TASK REQUIREMENTS: All entries below need to be written out exactly, but without their pictures.

>> Begin STORED ROWS

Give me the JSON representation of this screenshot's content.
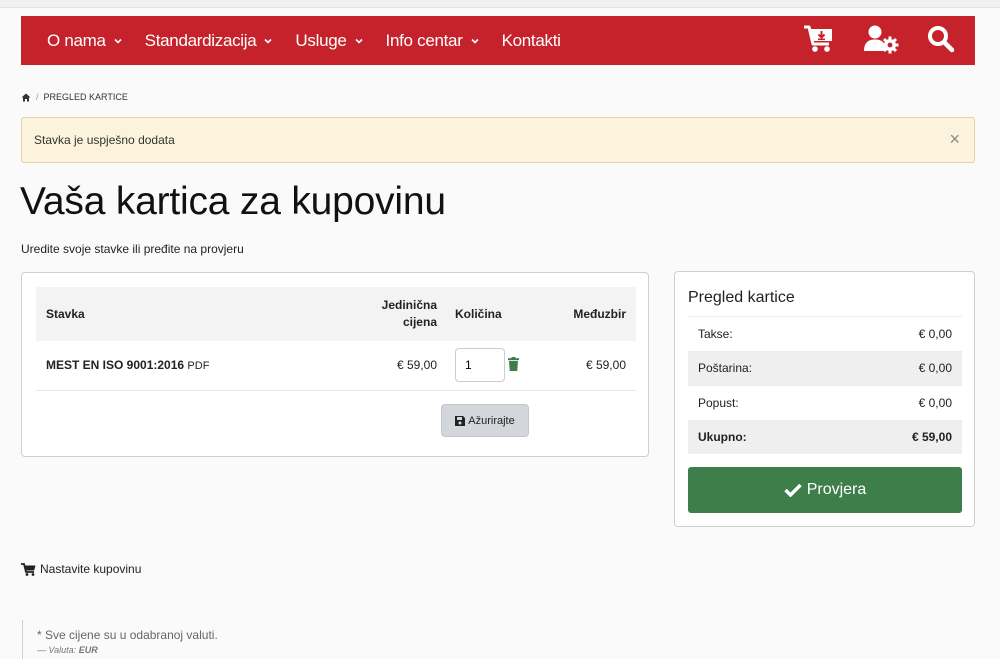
{
  "nav": {
    "items": [
      {
        "label": "O nama",
        "dropdown": true
      },
      {
        "label": "Standardizacija",
        "dropdown": true
      },
      {
        "label": "Usluge",
        "dropdown": true
      },
      {
        "label": "Info centar",
        "dropdown": true
      },
      {
        "label": "Kontakti",
        "dropdown": false
      }
    ],
    "icons": [
      "cart-download-icon",
      "user-settings-icon",
      "search-icon"
    ]
  },
  "breadcrumb": {
    "home_icon": "home-icon",
    "current": "PREGLED KARTICE"
  },
  "alert": {
    "message": "Stavka je uspješno dodata",
    "close": "×"
  },
  "page": {
    "title": "Vaša kartica za kupovinu",
    "subtitle": "Uredite svoje stavke ili pređite na provjeru"
  },
  "cart": {
    "headers": {
      "item": "Stavka",
      "unit_price": "Jedinična cijena",
      "quantity": "Količina",
      "subtotal": "Međuzbir"
    },
    "rows": [
      {
        "name": "MEST EN ISO 9001:2016",
        "format": "PDF",
        "unit_price": "€ 59,00",
        "quantity": "1",
        "subtotal": "€ 59,00"
      }
    ],
    "update_label": "Ažurirajte"
  },
  "summary": {
    "title": "Pregled kartice",
    "rows": [
      {
        "label": "Takse:",
        "value": "€ 0,00"
      },
      {
        "label": "Poštarina:",
        "value": "€ 0,00"
      },
      {
        "label": "Popust:",
        "value": "€ 0,00"
      }
    ],
    "total_label": "Ukupno:",
    "total_value": "€ 59,00",
    "checkout_label": "Provjera"
  },
  "continue_label": "Nastavite kupovinu",
  "footnote": {
    "note": "* Sve cijene su u odabranoj valuti.",
    "currency_prefix": "— Valuta:",
    "currency": "EUR"
  },
  "colors": {
    "brand_red": "#c6222b",
    "checkout_green": "#3d7e4a",
    "alert_bg": "#fcf3dc"
  }
}
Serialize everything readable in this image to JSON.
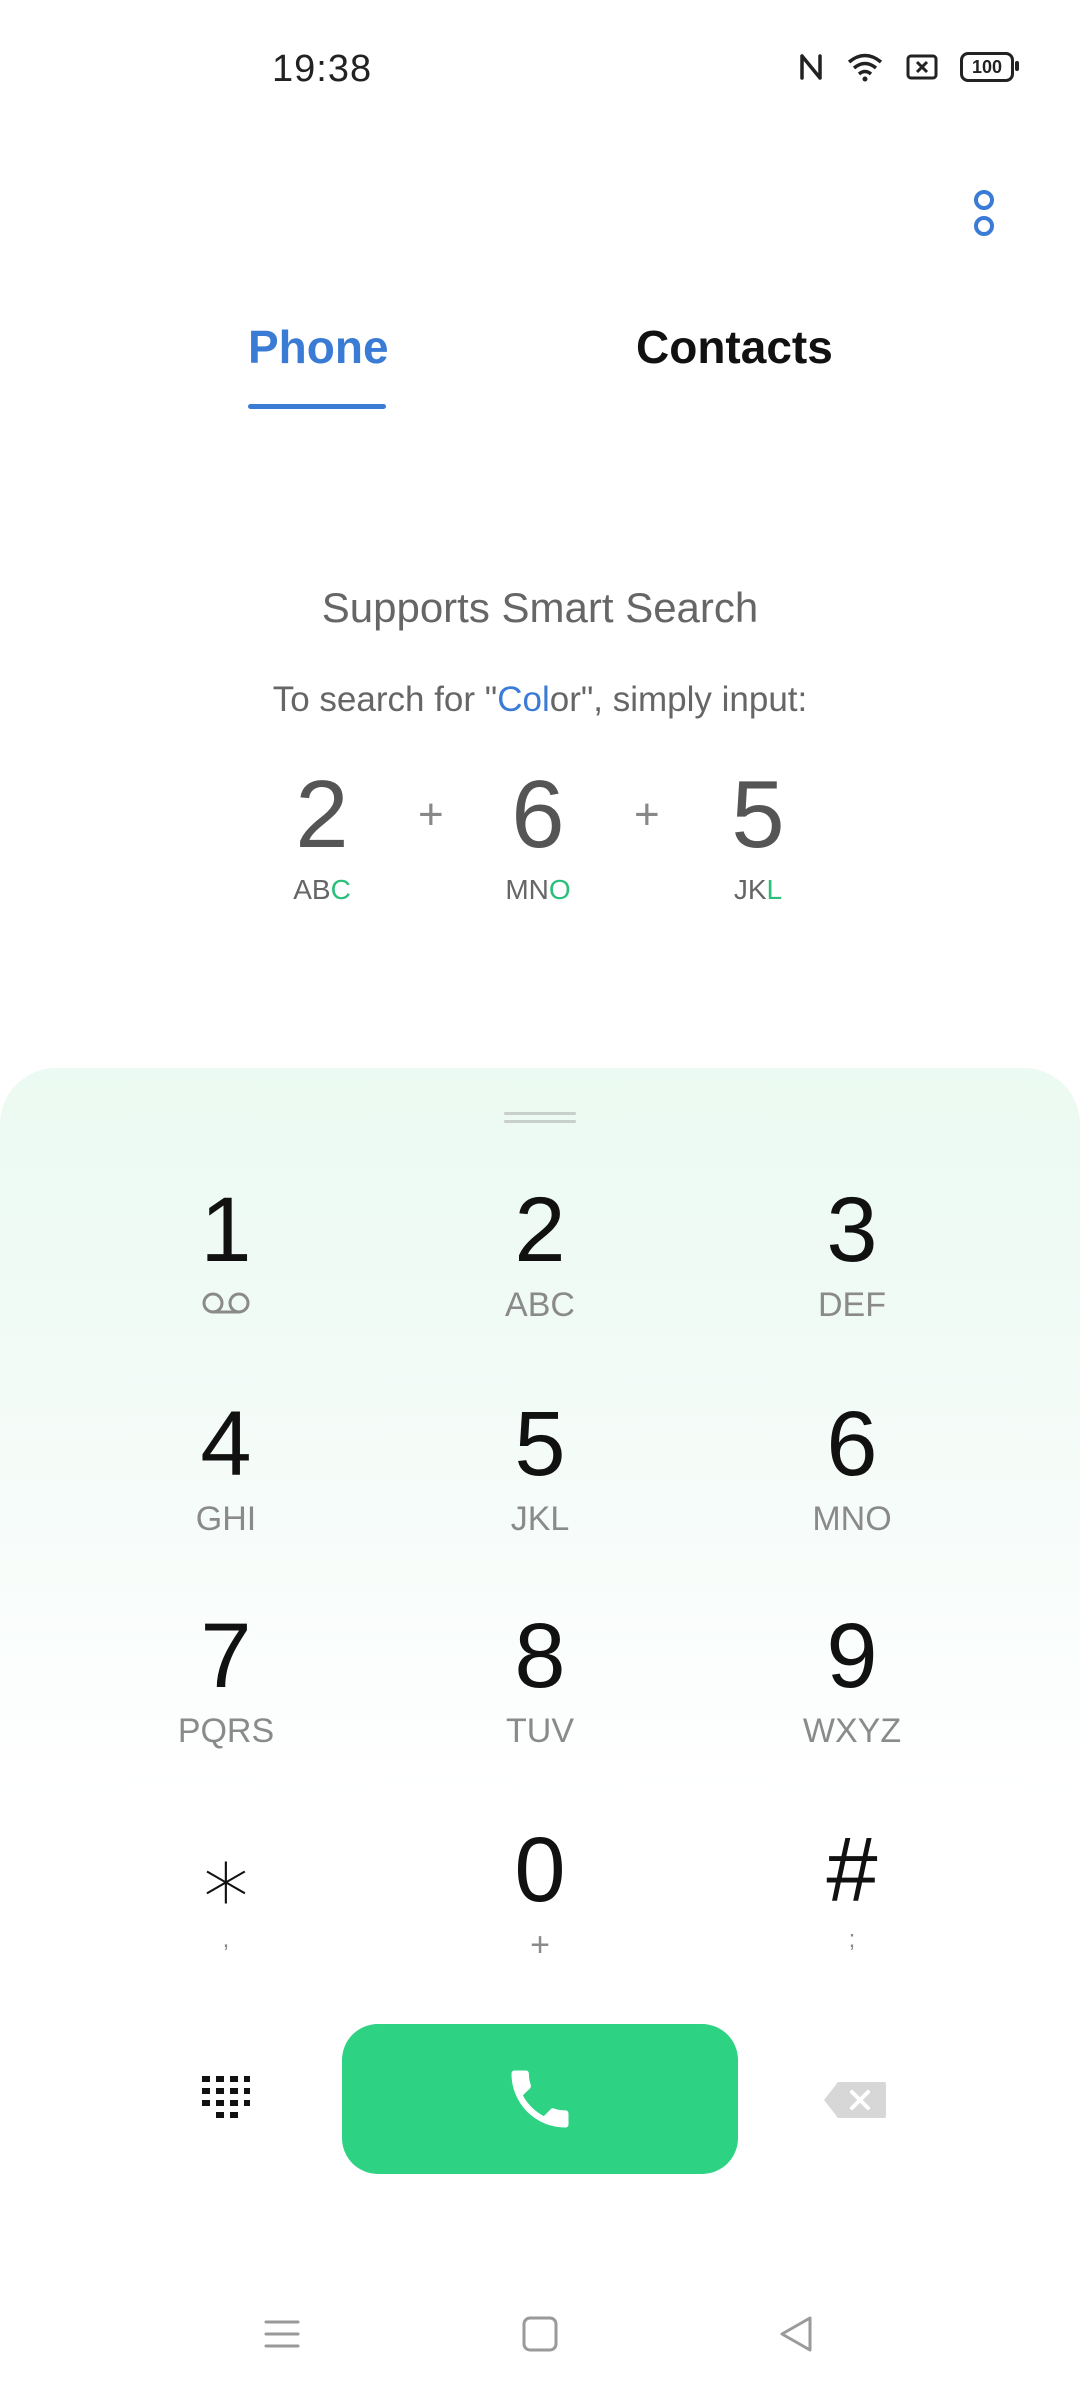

>> End STORED ROWS

EXERCISE RESPONSE:
Give me the JSON representation of this screenshot's content.
{
  "nav": {
    "items": [
      {
        "label": "O nama",
        "dropdown": true
      },
      {
        "label": "Standardizacija",
        "dropdown": true
      },
      {
        "label": "Usluge",
        "dropdown": true
      },
      {
        "label": "Info centar",
        "dropdown": true
      },
      {
        "label": "Kontakti",
        "dropdown": false
      }
    ],
    "icons": [
      "cart-download-icon",
      "user-settings-icon",
      "search-icon"
    ]
  },
  "breadcrumb": {
    "home_icon": "home-icon",
    "current": "PREGLED KARTICE"
  },
  "alert": {
    "message": "Stavka je uspješno dodata",
    "close": "×"
  },
  "page": {
    "title": "Vaša kartica za kupovinu",
    "subtitle": "Uredite svoje stavke ili pređite na provjeru"
  },
  "cart": {
    "headers": {
      "item": "Stavka",
      "unit_price": "Jedinična cijena",
      "quantity": "Količina",
      "subtotal": "Međuzbir"
    },
    "rows": [
      {
        "name": "MEST EN ISO 9001:2016",
        "format": "PDF",
        "unit_price": "€ 59,00",
        "quantity": "1",
        "subtotal": "€ 59,00"
      }
    ],
    "update_label": "Ažurirajte"
  },
  "summary": {
    "title": "Pregled kartice",
    "rows": [
      {
        "label": "Takse:",
        "value": "€ 0,00"
      },
      {
        "label": "Poštarina:",
        "value": "€ 0,00"
      },
      {
        "label": "Popust:",
        "value": "€ 0,00"
      }
    ],
    "total_label": "Ukupno:",
    "total_value": "€ 59,00",
    "checkout_label": "Provjera"
  },
  "continue_label": "Nastavite kupovinu",
  "footnote": {
    "note": "* Sve cijene su u odabranoj valuti.",
    "currency_prefix": "— Valuta:",
    "currency": "EUR"
  },
  "colors": {
    "brand_red": "#c6222b",
    "checkout_green": "#3d7e4a",
    "alert_bg": "#fcf3dc"
  }
}
Serialize everything readable in this image to JSON.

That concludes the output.